BEGIN Data for processing

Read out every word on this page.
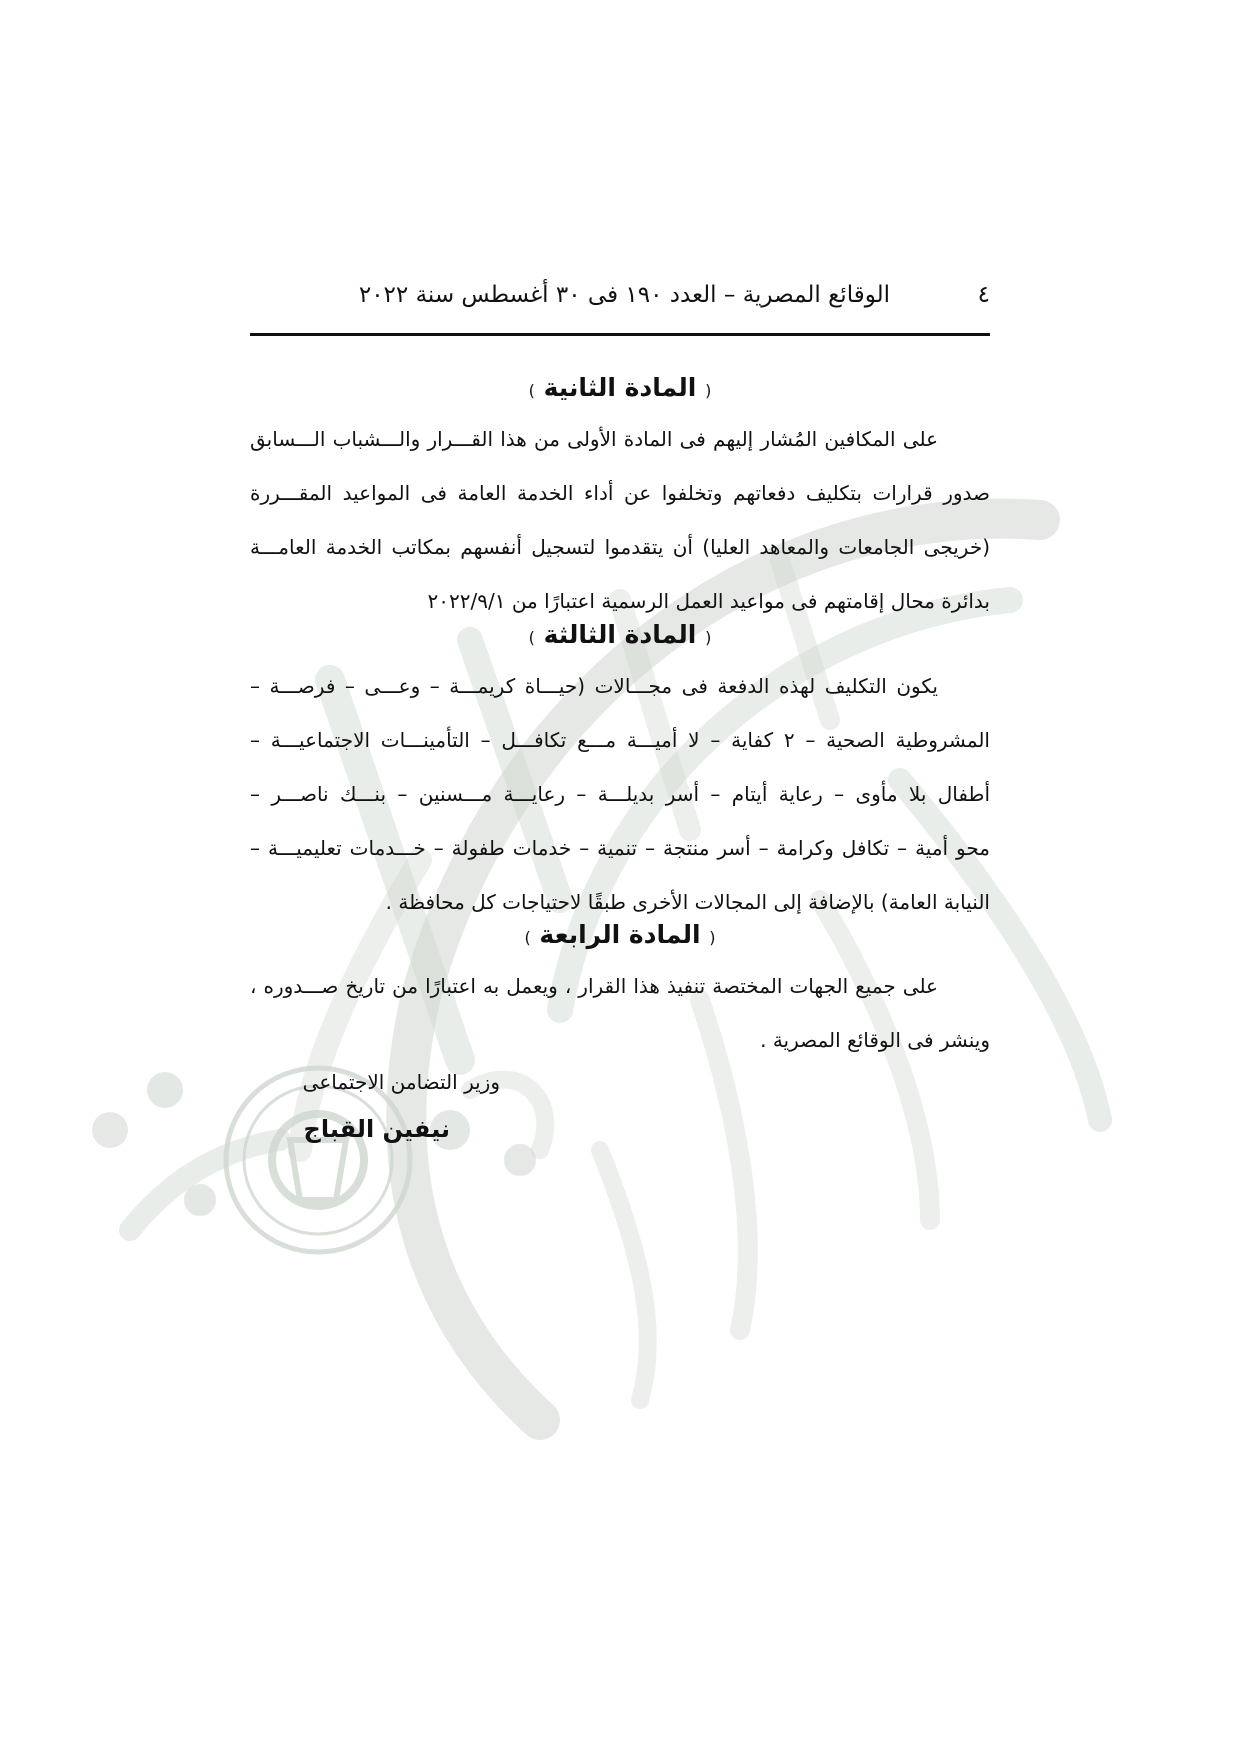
الوقائع المصرية – العدد ١٩٠ فى ٣٠ أغسطس سنة ٢٠٢٢	٤
( المادة الثانية )
على المكافين المُشار إليهم فى المادة الأولى من هذا القـــرار والـــشباب الـــسابق
صدور قرارات بتكليف دفعاتهم وتخلفوا عن أداء الخدمة العامة فى المواعيد المقـــررة
(خريجى الجامعات والمعاهد العليا) أن يتقدموا لتسجيل أنفسهم بمكاتب الخدمة العامـــة
بدائرة محال إقامتهم فى مواعيد العمل الرسمية اعتبارًا من ٢٠٢٢/٩/١
( المادة الثالثة )
يكون التكليف لهذه الدفعة فى مجـــالات (حيـــاة كريمـــة – وعـــى – فرصـــة –
المشروطية الصحية – ٢ كفاية – لا أميـــة مـــع تكافـــل – التأمينـــات الاجتماعيـــة –
أطفال بلا مأوى – رعاية أيتام – أسر بديلـــة – رعايـــة مـــسنين – بنـــك ناصـــر –
محو أمية – تكافل وكرامة – أسر منتجة – تنمية – خدمات طفولة – خـــدمات تعليميـــة –
النيابة العامة) بالإضافة إلى المجالات الأخرى طبقًا لاحتياجات كل محافظة .
( المادة الرابعة )
على جميع الجهات المختصة تنفيذ هذا القرار ، ويعمل به اعتبارًا من تاريخ صـــدوره ،
وينشر فى الوقائع المصرية .
وزير التضامن الاجتماعى
نيفين القباج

END Data for processing

# [Problem]
Reproduce every entry exactly, but omit each picture.

# [Result of the exercise]
Read out every word on this page.
الوقائع المصرية – العدد ١٩٠ فى ٣٠ أغسطس سنة ٢٠٢٢	٤
( المادة الثانية )
على المكافين المُشار إليهم فى المادة الأولى من هذا القـــرار والـــشباب الـــسابق
صدور قرارات بتكليف دفعاتهم وتخلفوا عن أداء الخدمة العامة فى المواعيد المقـــررة
(خريجى الجامعات والمعاهد العليا) أن يتقدموا لتسجيل أنفسهم بمكاتب الخدمة العامـــة
بدائرة محال إقامتهم فى مواعيد العمل الرسمية اعتبارًا من ٢٠٢٢/٩/١
( المادة الثالثة )
يكون التكليف لهذه الدفعة فى مجـــالات (حيـــاة كريمـــة – وعـــى – فرصـــة –
المشروطية الصحية – ٢ كفاية – لا أميـــة مـــع تكافـــل – التأمينـــات الاجتماعيـــة –
أطفال بلا مأوى – رعاية أيتام – أسر بديلـــة – رعايـــة مـــسنين – بنـــك ناصـــر –
محو أمية – تكافل وكرامة – أسر منتجة – تنمية – خدمات طفولة – خـــدمات تعليميـــة –
النيابة العامة) بالإضافة إلى المجالات الأخرى طبقًا لاحتياجات كل محافظة .
( المادة الرابعة )
على جميع الجهات المختصة تنفيذ هذا القرار ، ويعمل به اعتبارًا من تاريخ صـــدوره ،
وينشر فى الوقائع المصرية .
وزير التضامن الاجتماعى
نيفين القباج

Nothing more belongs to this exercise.